+++ Records for the task +++

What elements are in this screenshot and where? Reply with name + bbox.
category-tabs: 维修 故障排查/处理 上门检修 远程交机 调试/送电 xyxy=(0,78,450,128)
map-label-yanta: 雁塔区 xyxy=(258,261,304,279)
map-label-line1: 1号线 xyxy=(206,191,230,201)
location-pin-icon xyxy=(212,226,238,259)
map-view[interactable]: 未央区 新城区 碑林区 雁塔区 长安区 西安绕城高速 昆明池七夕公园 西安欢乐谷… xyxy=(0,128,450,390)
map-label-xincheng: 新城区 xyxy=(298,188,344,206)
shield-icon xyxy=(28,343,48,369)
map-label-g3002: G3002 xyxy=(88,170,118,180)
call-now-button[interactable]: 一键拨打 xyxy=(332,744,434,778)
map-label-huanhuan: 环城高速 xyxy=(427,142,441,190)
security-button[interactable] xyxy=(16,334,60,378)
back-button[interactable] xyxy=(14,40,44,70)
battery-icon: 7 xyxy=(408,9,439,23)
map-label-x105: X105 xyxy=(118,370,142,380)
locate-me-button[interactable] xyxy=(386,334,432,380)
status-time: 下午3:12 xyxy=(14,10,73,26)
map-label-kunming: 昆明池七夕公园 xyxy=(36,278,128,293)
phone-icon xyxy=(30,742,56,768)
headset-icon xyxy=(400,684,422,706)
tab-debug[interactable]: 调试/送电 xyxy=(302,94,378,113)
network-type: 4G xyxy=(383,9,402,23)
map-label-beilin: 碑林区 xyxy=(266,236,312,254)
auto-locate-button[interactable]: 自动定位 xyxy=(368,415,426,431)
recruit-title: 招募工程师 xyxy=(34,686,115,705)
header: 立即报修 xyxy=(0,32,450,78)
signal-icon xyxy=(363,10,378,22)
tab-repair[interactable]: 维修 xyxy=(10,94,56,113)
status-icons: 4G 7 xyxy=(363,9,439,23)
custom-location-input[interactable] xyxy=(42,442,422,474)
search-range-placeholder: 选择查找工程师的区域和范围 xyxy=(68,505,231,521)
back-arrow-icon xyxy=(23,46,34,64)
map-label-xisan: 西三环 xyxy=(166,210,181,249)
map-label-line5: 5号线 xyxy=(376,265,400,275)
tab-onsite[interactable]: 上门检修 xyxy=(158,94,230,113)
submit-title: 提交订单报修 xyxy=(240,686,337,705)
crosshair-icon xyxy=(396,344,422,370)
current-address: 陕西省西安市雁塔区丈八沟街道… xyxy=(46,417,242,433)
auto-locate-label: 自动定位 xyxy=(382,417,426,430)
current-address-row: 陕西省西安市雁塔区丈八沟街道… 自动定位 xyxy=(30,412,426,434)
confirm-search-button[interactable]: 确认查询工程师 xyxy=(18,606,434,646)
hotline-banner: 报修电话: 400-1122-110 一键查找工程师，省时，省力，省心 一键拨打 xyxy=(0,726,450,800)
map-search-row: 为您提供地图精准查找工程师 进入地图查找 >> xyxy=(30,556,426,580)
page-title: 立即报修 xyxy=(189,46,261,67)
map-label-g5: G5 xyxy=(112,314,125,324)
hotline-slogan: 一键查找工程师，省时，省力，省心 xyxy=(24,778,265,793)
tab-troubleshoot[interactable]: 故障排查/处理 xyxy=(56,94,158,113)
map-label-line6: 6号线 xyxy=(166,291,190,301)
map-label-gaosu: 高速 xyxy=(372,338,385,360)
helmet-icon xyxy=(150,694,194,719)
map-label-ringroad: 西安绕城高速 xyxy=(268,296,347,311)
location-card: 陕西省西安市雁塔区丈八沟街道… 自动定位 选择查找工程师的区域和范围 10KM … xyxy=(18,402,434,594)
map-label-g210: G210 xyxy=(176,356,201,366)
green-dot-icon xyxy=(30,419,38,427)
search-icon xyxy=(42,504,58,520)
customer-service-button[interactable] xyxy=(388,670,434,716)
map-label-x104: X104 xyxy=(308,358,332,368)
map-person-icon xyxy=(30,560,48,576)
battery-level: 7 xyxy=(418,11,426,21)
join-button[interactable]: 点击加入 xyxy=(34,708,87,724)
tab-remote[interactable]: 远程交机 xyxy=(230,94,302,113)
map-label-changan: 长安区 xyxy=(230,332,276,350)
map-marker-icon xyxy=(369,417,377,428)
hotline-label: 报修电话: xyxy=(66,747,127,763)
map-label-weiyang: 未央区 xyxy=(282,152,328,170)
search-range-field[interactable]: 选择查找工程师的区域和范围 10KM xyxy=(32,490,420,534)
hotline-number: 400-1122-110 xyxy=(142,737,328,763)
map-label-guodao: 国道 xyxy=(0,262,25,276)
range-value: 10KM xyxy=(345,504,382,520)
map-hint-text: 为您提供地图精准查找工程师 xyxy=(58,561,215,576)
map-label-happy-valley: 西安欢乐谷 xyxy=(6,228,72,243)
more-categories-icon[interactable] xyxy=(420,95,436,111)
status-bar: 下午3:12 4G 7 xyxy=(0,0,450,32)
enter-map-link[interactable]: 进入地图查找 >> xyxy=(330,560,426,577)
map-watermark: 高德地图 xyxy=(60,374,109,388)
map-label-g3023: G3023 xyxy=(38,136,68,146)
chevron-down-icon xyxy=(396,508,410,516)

+++

▶ **Written task**: Convert every line of the entries above into a Markdown table with the columns No. and Line. Number the rows consecutively and omit blank lines.

▶ **Result**:
| No. | Line |
|---|---|
| 1 | What elements are in this screenshot and where? Reply with name + bbox. |
| 2 | category-tabs: 维修 故障排查/处理 上门检修 远程交机 调试/送电 xyxy=(0,78,450,128) |
| 3 | map-label-yanta: 雁塔区 xyxy=(258,261,304,279) |
| 4 | map-label-line1: 1号线 xyxy=(206,191,230,201) |
| 5 | location-pin-icon xyxy=(212,226,238,259) |
| 6 | map-view[interactable]: 未央区 新城区 碑林区 雁塔区 长安区 西安绕城高速 昆明池七夕公园 西安欢乐谷… xyxy=(0,128,450,390) |
| 7 | map-label-xincheng: 新城区 xyxy=(298,188,344,206) |
| 8 | shield-icon xyxy=(28,343,48,369) |
| 9 | map-label-g3002: G3002 xyxy=(88,170,118,180) |
| 10 | call-now-button[interactable]: 一键拨打 xyxy=(332,744,434,778) |
| 11 | map-label-huanhuan: 环城高速 xyxy=(427,142,441,190) |
| 12 | security-button[interactable] xyxy=(16,334,60,378) |
| 13 | back-button[interactable] xyxy=(14,40,44,70) |
| 14 | battery-icon: 7 xyxy=(408,9,439,23) |
| 15 | map-label-x105: X105 xyxy=(118,370,142,380) |
| 16 | locate-me-button[interactable] xyxy=(386,334,432,380) |
| 17 | status-time: 下午3:12 xyxy=(14,10,73,26) |
| 18 | map-label-kunming: 昆明池七夕公园 xyxy=(36,278,128,293) |
| 19 | phone-icon xyxy=(30,742,56,768) |
| 20 | headset-icon xyxy=(400,684,422,706) |
| 21 | tab-debug[interactable]: 调试/送电 xyxy=(302,94,378,113) |
| 22 | network-type: 4G xyxy=(383,9,402,23) |
| 23 | map-label-beilin: 碑林区 xyxy=(266,236,312,254) |
| 24 | auto-locate-button[interactable]: 自动定位 xyxy=(368,415,426,431) |
| 25 | recruit-title: 招募工程师 xyxy=(34,686,115,705) |
| 26 | header: 立即报修 xyxy=(0,32,450,78) |
| 27 | signal-icon xyxy=(363,10,378,22) |
| 28 | tab-repair[interactable]: 维修 xyxy=(10,94,56,113) |
| 29 | status-icons: 4G 7 xyxy=(363,9,439,23) |
| 30 | custom-location-input[interactable] xyxy=(42,442,422,474) |
| 31 | search-range-placeholder: 选择查找工程师的区域和范围 xyxy=(68,505,231,521) |
| 32 | back-arrow-icon xyxy=(23,46,34,64) |
| 33 | map-label-xisan: 西三环 xyxy=(166,210,181,249) |
| 34 | map-label-line5: 5号线 xyxy=(376,265,400,275) |
| 35 | tab-onsite[interactable]: 上门检修 xyxy=(158,94,230,113) |
| 36 | submit-title: 提交订单报修 xyxy=(240,686,337,705) |
| 37 | crosshair-icon xyxy=(396,344,422,370) |
| 38 | current-address: 陕西省西安市雁塔区丈八沟街道… xyxy=(46,417,242,433) |
| 39 | auto-locate-label: 自动定位 xyxy=(382,417,426,430) |
| 40 | current-address-row: 陕西省西安市雁塔区丈八沟街道… 自动定位 xyxy=(30,412,426,434) |
| 41 | confirm-search-button[interactable]: 确认查询工程师 xyxy=(18,606,434,646) |
| 42 | hotline-banner: 报修电话: 400-1122-110 一键查找工程师，省时，省力，省心 一键拨打 xyxy=(0,726,450,800) |
| 43 | map-search-row: 为您提供地图精准查找工程师 进入地图查找 >> xyxy=(30,556,426,580) |
| 44 | page-title: 立即报修 xyxy=(189,46,261,67) |
| 45 | map-label-g5: G5 xyxy=(112,314,125,324) |
| 46 | hotline-slogan: 一键查找工程师，省时，省力，省心 xyxy=(24,778,265,793) |
| 47 | tab-troubleshoot[interactable]: 故障排查/处理 xyxy=(56,94,158,113) |
| 48 | map-label-line6: 6号线 xyxy=(166,291,190,301) |
| 49 | map-label-gaosu: 高速 xyxy=(372,338,385,360) |
| 50 | helmet-icon xyxy=(150,694,194,719) |
| 51 | map-label-ringroad: 西安绕城高速 xyxy=(268,296,347,311) |
| 52 | location-card: 陕西省西安市雁塔区丈八沟街道… 自动定位 选择查找工程师的区域和范围 10KM … xyxy=(18,402,434,594) |
| 53 | map-label-g210: G210 xyxy=(176,356,201,366) |
| 54 | green-dot-icon xyxy=(30,419,38,427) |
| 55 | search-icon xyxy=(42,504,58,520) |
| 56 | customer-service-button[interactable] xyxy=(388,670,434,716) |
| 57 | map-label-x104: X104 xyxy=(308,358,332,368) |
| 58 | map-person-icon xyxy=(30,560,48,576) |
| 59 | battery-level: 7 xyxy=(418,11,426,21) |
| 60 | join-button[interactable]: 点击加入 xyxy=(34,708,87,724) |
| 61 | tab-remote[interactable]: 远程交机 xyxy=(230,94,302,113) |
| 62 | map-label-changan: 长安区 xyxy=(230,332,276,350) |
| 63 | map-marker-icon xyxy=(369,417,377,428) |
| 64 | hotline-label: 报修电话: xyxy=(66,747,127,763) |
| 65 | map-label-weiyang: 未央区 xyxy=(282,152,328,170) |
| 66 | search-range-field[interactable]: 选择查找工程师的区域和范围 10KM xyxy=(32,490,420,534) |
| 67 | hotline-number: 400-1122-110 xyxy=(142,737,328,763) |
| 68 | map-label-guodao: 国道 xyxy=(0,262,25,276) |
| 69 | range-value: 10KM xyxy=(345,504,382,520) |
| 70 | map-hint-text: 为您提供地图精准查找工程师 xyxy=(58,561,215,576) |
| 71 | map-label-happy-valley: 西安欢乐谷 xyxy=(6,228,72,243) |
| 72 | more-categories-icon[interactable] xyxy=(420,95,436,111) |
| 73 | status-bar: 下午3:12 4G 7 xyxy=(0,0,450,32) |
| 74 | enter-map-link[interactable]: 进入地图查找 >> xyxy=(330,560,426,577) |
| 75 | map-watermark: 高德地图 xyxy=(60,374,109,388) |
| 76 | map-label-g3023: G3023 xyxy=(38,136,68,146) |
| 77 | chevron-down-icon xyxy=(396,508,410,516) |